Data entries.
=-=-=
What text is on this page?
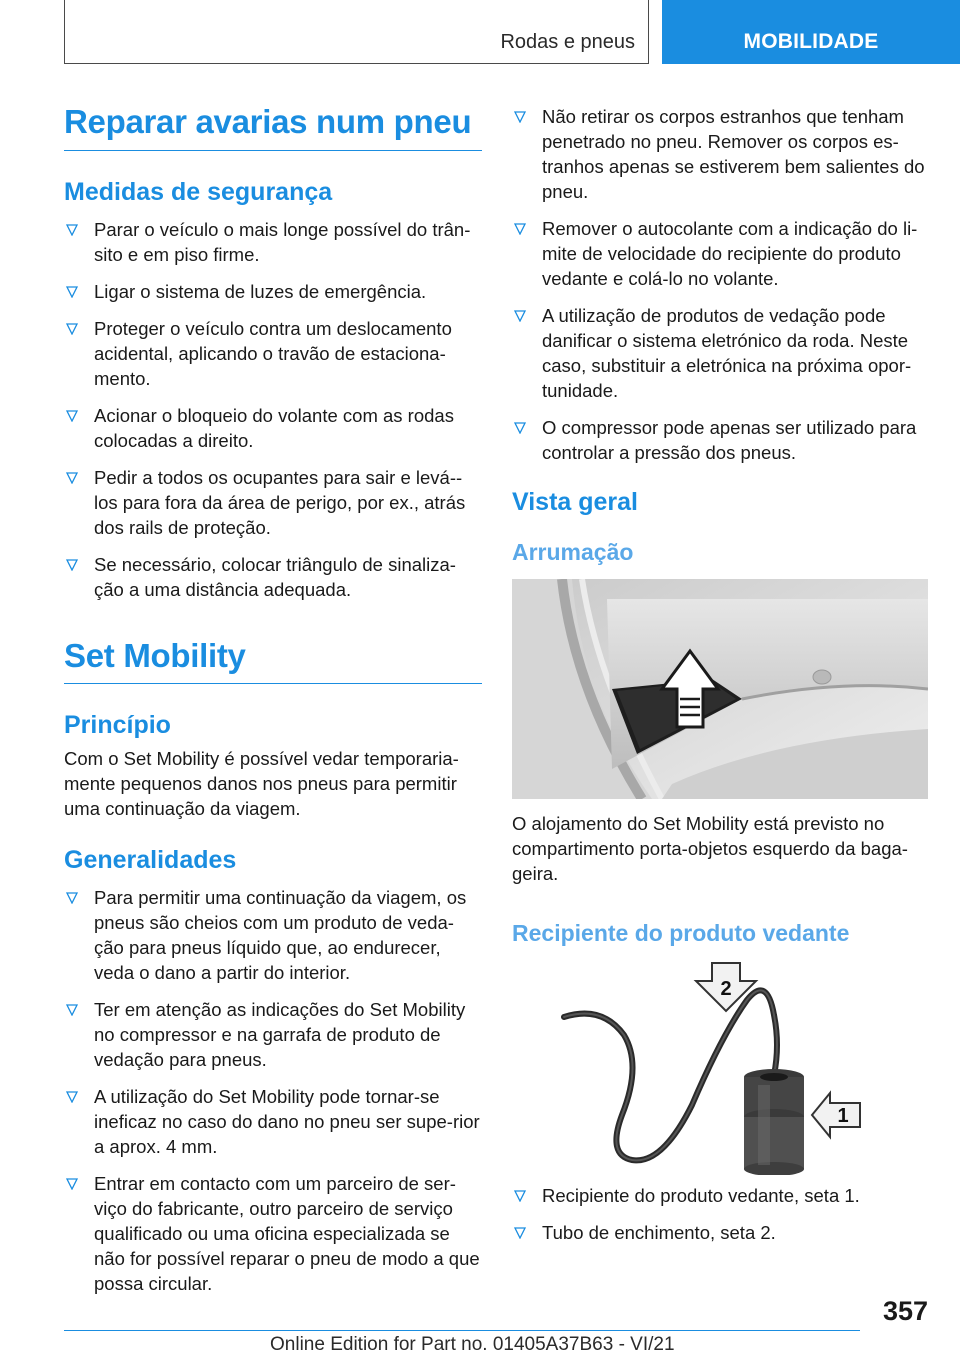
Rodas e pneus	MOBILIDADE
Reparar avarias num pneu
Medidas de segurança
Parar o veículo o mais longe possível do trân-sito e em piso firme.
Ligar o sistema de luzes de emergência.
Proteger o veículo contra um deslocamento acidental, aplicando o travão de estaciona-mento.
Acionar o bloqueio do volante com as rodas colocadas a direito.
Pedir a todos os ocupantes para sair e levá--los para fora da área de perigo, por ex., atrás dos rails de proteção.
Se necessário, colocar triângulo de sinaliza-ção a uma distância adequada.
Set Mobility
Princípio

Com o Set Mobility é possível vedar temporaria-mente pequenos danos nos pneus para permitir uma continuação da viagem.

Generalidades
Para permitir uma continuação da viagem, os pneus são cheios com um produto de veda-ção para pneus líquido que, ao endurecer, veda o dano a partir do interior.
Ter em atenção as indicações do Set Mobility no compressor e na garrafa de produto de vedação para pneus.
A utilização do Set Mobility pode tornar-se ineficaz no caso do dano no pneu ser supe-rior a aprox. 4 mm.
Entrar em contacto com um parceiro de ser-viço do fabricante, outro parceiro de serviço qualificado ou uma oficina especializada se não for possível reparar o pneu de modo a que possa circular.
Não retirar os corpos estranhos que tenham penetrado no pneu. Remover os corpos es-tranhos apenas se estiverem bem salientes do pneu.
Remover o autocolante com a indicação do li-mite de velocidade do recipiente do produto vedante e colá-lo no volante.
A utilização de produtos de vedação pode danificar o sistema eletrónico da roda. Neste caso, substituir a eletrónica na próxima opor-tunidade.
O compressor pode apenas ser utilizado para controlar a pressão dos pneus.
Vista geral
Arrumação

O alojamento do Set Mobility está previsto no compartimento porta-objetos esquerdo da baga-geira.

Recipiente do produto vedante
2
1
Recipiente do produto vedante, seta 1.
Tubo de enchimento, seta 2.
357
Online Edition for Part no. 01405A37B63 - VI/21
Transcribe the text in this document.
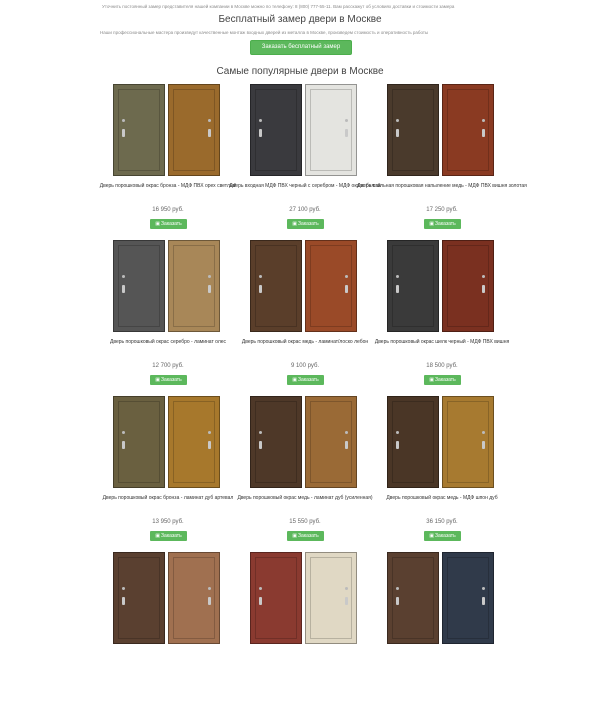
Уточнить постоянный замер представителя нашей компании в Москве можно по телефону: 8 (800) 777-55-11. Вам расскажут об условиях доставки и стоимости замера
Бесплатный замер двери в Москве
Наши профессиональные мастера произведут качественные монтаж входных дверей из металла в Москве, произведем стоимость и оперативность работы
Заказать бесплатный замер
Самые популярные двери в Москве
Дверь порошковый окрас бронза - МДФ ПВХ орех светлый
16 950 руб.
▣Заказать
Дверь входная МДФ ПВХ черный с серебром - МДФ окрас белый
27 100 руб.
▣Заказать
Дверь стальная порошковая напыление медь - МДФ ПВХ вишня золотая
17 250 руб.
▣Заказать
Дверь порошковый окрас серебро - ламинат олес
12 700 руб.
▣Заказать
Дверь порошковый окрас медь - ламинат/лоско лебон
9 100 руб.
▣Заказать
Дверь порошковый окрас шелк черный - МДФ ПВХ вишня
18 500 руб.
▣Заказать
Дверь порошковый окрас бронза - ламинат дуб артевал
13 950 руб.
▣Заказать
Дверь порошковый окрас медь - ламинат дуб (усиленная)
15 550 руб.
▣Заказать
Дверь порошковый окрас медь - МДФ шпон дуб
36 150 руб.
▣Заказать
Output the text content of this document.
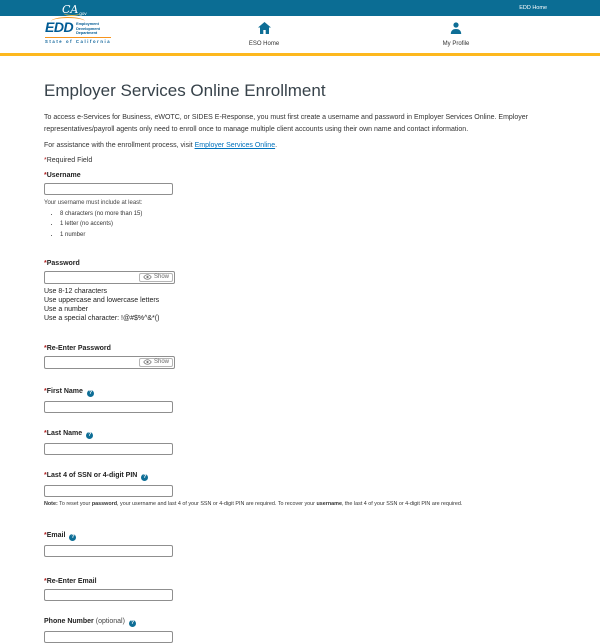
CAgov
EDD Home
EDD Employment
Development
Department
State of California	ESO Home	My Profile
Employer Services Online Enrollment

To access e-Services for Business, eWOTC, or SIDES E-Response, you must first create a username and password in Employer Services Online. Employer representatives/payroll agents only need to enroll once to manage multiple client accounts using their own name and contact information.

For assistance with the enrollment process, visit Employer Services Online.

*Required Field
*Username
Your username must include at least:
• 8 characters (no more than 15)
• 1 letter (no accents)
• 1 number
*Password
Show
Use 8-12 characters
Use uppercase and lowercase letters
Use a number
Use a special character: !@#$%^&*()
*Re-Enter Password
Show
*First Name ?
*Last Name ?
*Last 4 of SSN or 4-digit PIN ?
Note: To reset your password, your username and last 4 of your SSN or 4-digit PIN are required. To recover your username, the last 4 of your SSN or 4-digit PIN are required.
*Email ?
*Re-Enter Email
Phone Number (optional) ?
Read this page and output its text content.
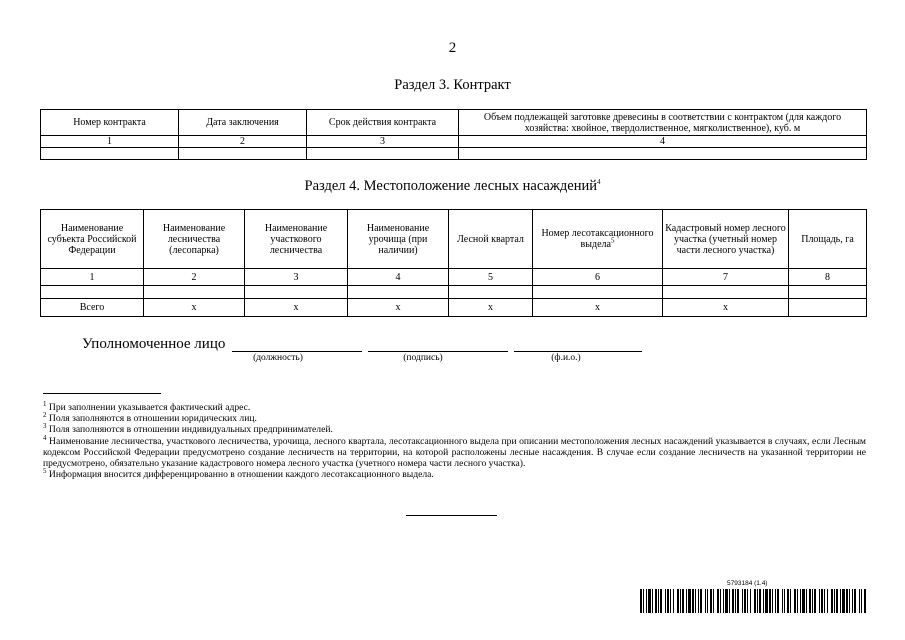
2
Раздел 3. Контракт
Номер контракта	Дата заключения	Срок действия контракта	Объем подлежащей заготовке древесины в соответствии с контрактом (для каждого хозяйства: хвойное, твердолиственное, мягколиственное), куб. м
1	2	3	4

Раздел 4. Местоположение лесных насаждений$^4$
Наименование субъекта Российской Федерации	Наименование лесничества (лесопарка)	Наименование участкового лесничества	Наименование урочища (при наличии)	Лесной квартал	Номер лесотаксационного выдела$^5$	Кадастровый номер лесного участка (учетный номер части лесного участка)	Площадь, га
1	2	3	4	5	6	7	8

Всего	x	x	x	x	x	x	
Уполномоченное лицо
(должность)	(подпись)	(ф.и.о.)

$^1$ При заполнении указывается фактический адрес.

$^2$ Поля заполняются в отношении юридических лиц.

$^3$ Поля заполняются в отношении индивидуальных предпринимателей.

$^4$ Наименование лесничества, участкового лесничества, урочища, лесного квартала, лесотаксационного выдела при описании местоположения лесных насаждений указывается в случаях, если Лесным кодексом Российской Федерации предусмотрено создание лесничеств на территории, на которой расположены лесные насаждения. В случае если создание лесничеств на указанной территории не предусмотрено, обязательно указание кадастрового номера лесного участка (учетного номера части лесного участка).

$^5$ Информация вносится дифференцированно в отношении каждого лесотаксационного выдела.

5793184 (1.4)
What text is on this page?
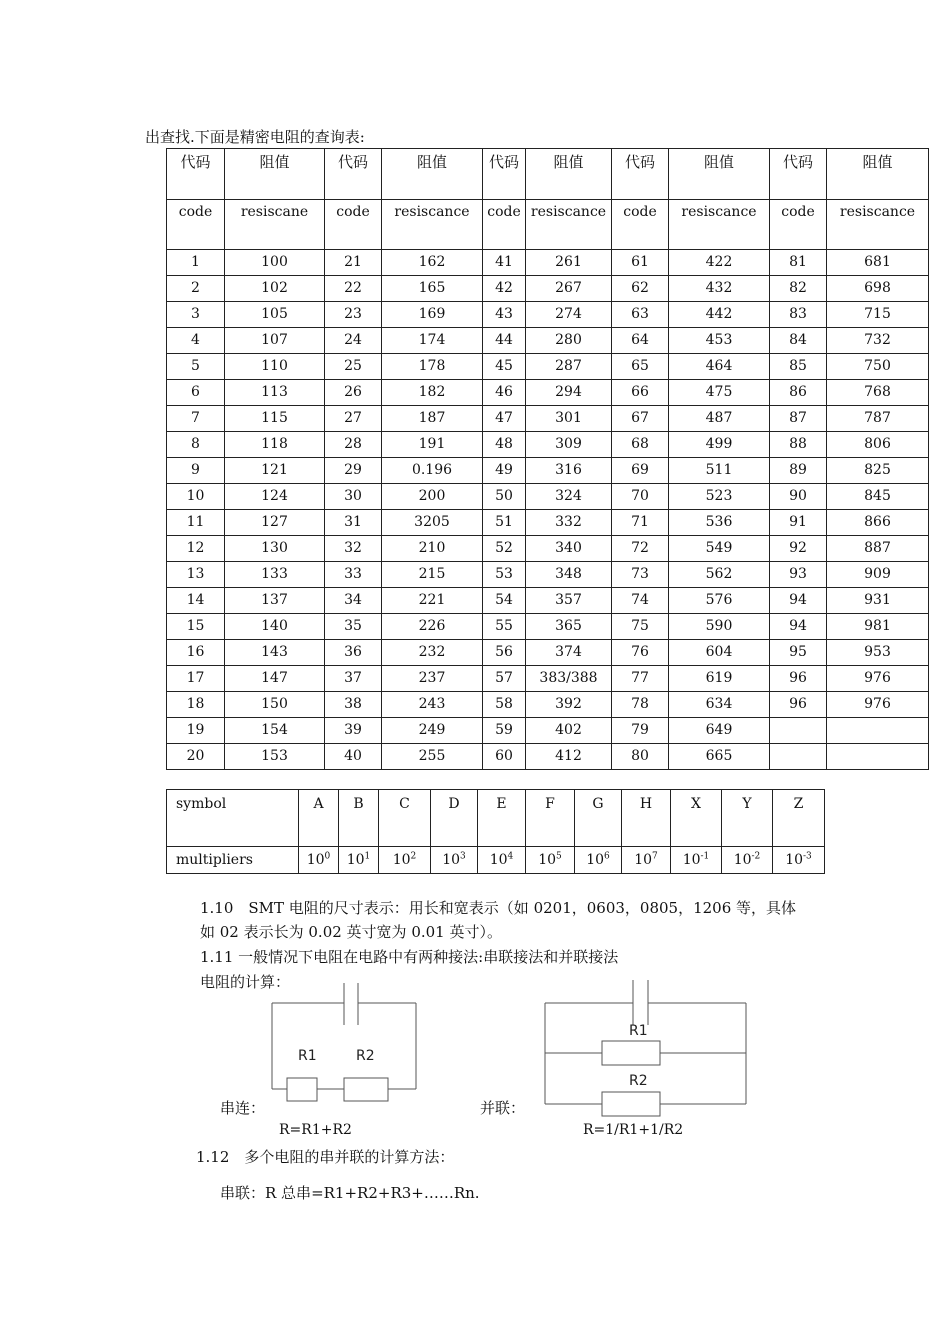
出查找.下面是精密电阻的查询表:
代码	阻值	代码	阻值	代码	阻值	代码	阻值	代码	阻值
code	resiscane	code	resiscance	code	resiscance	code	resiscance	code	resiscance
1	100	21	162	41	261	61	422	81	681
2	102	22	165	42	267	62	432	82	698
3	105	23	169	43	274	63	442	83	715
4	107	24	174	44	280	64	453	84	732
5	110	25	178	45	287	65	464	85	750
6	113	26	182	46	294	66	475	86	768
7	115	27	187	47	301	67	487	87	787
8	118	28	191	48	309	68	499	88	806
9	121	29	0.196	49	316	69	511	89	825
10	124	30	200	50	324	70	523	90	845
11	127	31	3205	51	332	71	536	91	866
12	130	32	210	52	340	72	549	92	887
13	133	33	215	53	348	73	562	93	909
14	137	34	221	54	357	74	576	94	931
15	140	35	226	55	365	75	590	94	981
16	143	36	232	56	374	76	604	95	953
17	147	37	237	57	383/388	77	619	96	976
18	150	38	243	58	392	78	634	96	976
19	154	39	249	59	402	79	649		
20	153	40	255	60	412	80	665		
symbol	A	B	C	D	E	F	G	H	X	Y	Z
multipliers	$10^0$	$10^1$	$10^2$	$10^3$	$10^4$	$10^5$	$10^6$	$10^7$	$10^{-1}$	$10^{-2}$	$10^{-3}$
1.10　SMT 电阻的尺寸表示：用长和宽表示（如 0201，0603，0805，1206 等，具体
如 02 表示长为 0.02 英寸宽为 0.01 英寸）。
1.11 一般情况下电阻在电路中有两种接法:串联接法和并联接法
电阻的计算：
R1	R2
R1
R2
串连：
R=R1+R2
并联：
R=1/R1+1/R2
1.12　多个电阻的串并联的计算方法：
串联：R 总串=R1+R2+R3+……Rn.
=-=-=
Prompt. Collect every line from the records above that contains the word "Поля".

The result.
$^2$ Поля заполняются в отношении юридических лиц.
$^3$ Поля заполняются в отношении индивидуальных предпринимателей.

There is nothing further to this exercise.